• **Stated exercise**
Your task is to write out the complete listing exactly as it is shown.

--- START ---

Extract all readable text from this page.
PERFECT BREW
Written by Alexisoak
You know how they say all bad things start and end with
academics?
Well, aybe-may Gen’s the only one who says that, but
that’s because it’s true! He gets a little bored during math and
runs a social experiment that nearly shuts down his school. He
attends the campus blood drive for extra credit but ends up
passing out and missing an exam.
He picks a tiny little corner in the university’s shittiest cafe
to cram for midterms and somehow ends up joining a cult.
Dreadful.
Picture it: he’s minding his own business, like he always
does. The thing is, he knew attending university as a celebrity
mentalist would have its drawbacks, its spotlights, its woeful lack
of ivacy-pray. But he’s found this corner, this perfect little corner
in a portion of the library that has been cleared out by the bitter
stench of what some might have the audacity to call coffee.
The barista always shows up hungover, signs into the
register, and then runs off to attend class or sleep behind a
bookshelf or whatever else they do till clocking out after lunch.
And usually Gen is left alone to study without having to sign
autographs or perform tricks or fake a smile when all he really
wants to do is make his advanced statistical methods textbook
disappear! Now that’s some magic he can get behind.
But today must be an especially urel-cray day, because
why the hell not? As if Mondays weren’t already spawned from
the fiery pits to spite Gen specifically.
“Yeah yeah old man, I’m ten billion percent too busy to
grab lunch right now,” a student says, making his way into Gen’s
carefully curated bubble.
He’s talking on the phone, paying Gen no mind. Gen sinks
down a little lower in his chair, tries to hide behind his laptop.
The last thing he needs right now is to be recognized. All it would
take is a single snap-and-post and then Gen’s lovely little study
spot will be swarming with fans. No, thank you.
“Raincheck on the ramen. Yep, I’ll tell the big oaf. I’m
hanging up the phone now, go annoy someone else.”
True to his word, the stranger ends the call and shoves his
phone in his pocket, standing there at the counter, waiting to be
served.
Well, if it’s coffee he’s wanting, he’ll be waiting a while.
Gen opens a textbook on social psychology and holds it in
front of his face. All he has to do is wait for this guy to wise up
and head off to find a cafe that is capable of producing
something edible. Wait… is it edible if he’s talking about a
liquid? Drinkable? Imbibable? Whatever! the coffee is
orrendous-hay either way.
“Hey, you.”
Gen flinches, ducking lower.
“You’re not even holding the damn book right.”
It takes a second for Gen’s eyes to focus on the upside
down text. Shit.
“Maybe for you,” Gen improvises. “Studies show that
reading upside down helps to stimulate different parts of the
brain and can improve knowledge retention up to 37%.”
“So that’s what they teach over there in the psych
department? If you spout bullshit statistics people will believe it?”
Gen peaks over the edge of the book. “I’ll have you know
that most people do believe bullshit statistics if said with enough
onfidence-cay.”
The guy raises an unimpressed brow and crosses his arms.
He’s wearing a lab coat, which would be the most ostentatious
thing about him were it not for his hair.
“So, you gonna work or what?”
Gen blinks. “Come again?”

--- END ---

• **Answer to this exercise**
Extract all readable text from this page.
PERFECT BREW
Written by Alexisoak
You know how they say all bad things start and end with
academics?
Well, aybe-may Gen’s the only one who says that, but
that’s because it’s true! He gets a little bored during math and
runs a social experiment that nearly shuts down his school. He
attends the campus blood drive for extra credit but ends up
passing out and missing an exam.
He picks a tiny little corner in the university’s shittiest cafe
to cram for midterms and somehow ends up joining a cult.
Dreadful.
Picture it: he’s minding his own business, like he always
does. The thing is, he knew attending university as a celebrity
mentalist would have its drawbacks, its spotlights, its woeful lack
of ivacy-pray. But he’s found this corner, this perfect little corner
in a portion of the library that has been cleared out by the bitter
stench of what some might have the audacity to call coffee.
The barista always shows up hungover, signs into the
register, and then runs off to attend class or sleep behind a
bookshelf or whatever else they do till clocking out after lunch.
And usually Gen is left alone to study without having to sign
autographs or perform tricks or fake a smile when all he really
wants to do is make his advanced statistical methods textbook
disappear! Now that’s some magic he can get behind.
But today must be an especially urel-cray day, because
why the hell not? As if Mondays weren’t already spawned from
the fiery pits to spite Gen specifically.
“Yeah yeah old man, I’m ten billion percent too busy to
grab lunch right now,” a student says, making his way into Gen’s
carefully curated bubble.
He’s talking on the phone, paying Gen no mind. Gen sinks
down a little lower in his chair, tries to hide behind his laptop.
The last thing he needs right now is to be recognized. All it would
take is a single snap-and-post and then Gen’s lovely little study
spot will be swarming with fans. No, thank you.
“Raincheck on the ramen. Yep, I’ll tell the big oaf. I’m
hanging up the phone now, go annoy someone else.”
True to his word, the stranger ends the call and shoves his
phone in his pocket, standing there at the counter, waiting to be
served.
Well, if it’s coffee he’s wanting, he’ll be waiting a while.
Gen opens a textbook on social psychology and holds it in
front of his face. All he has to do is wait for this guy to wise up
and head off to find a cafe that is capable of producing
something edible. Wait… is it edible if he’s talking about a
liquid? Drinkable? Imbibable? Whatever! the coffee is
orrendous-hay either way.
“Hey, you.”
Gen flinches, ducking lower.
“You’re not even holding the damn book right.”
It takes a second for Gen’s eyes to focus on the upside
down text. Shit.
“Maybe for you,” Gen improvises. “Studies show that
reading upside down helps to stimulate different parts of the
brain and can improve knowledge retention up to 37%.”
“So that’s what they teach over there in the psych
department? If you spout bullshit statistics people will believe it?”
Gen peaks over the edge of the book. “I’ll have you know
that most people do believe bullshit statistics if said with enough
onfidence-cay.”
The guy raises an unimpressed brow and crosses his arms.
He’s wearing a lab coat, which would be the most ostentatious
thing about him were it not for his hair.
“So, you gonna work or what?”
Gen blinks. “Come again?”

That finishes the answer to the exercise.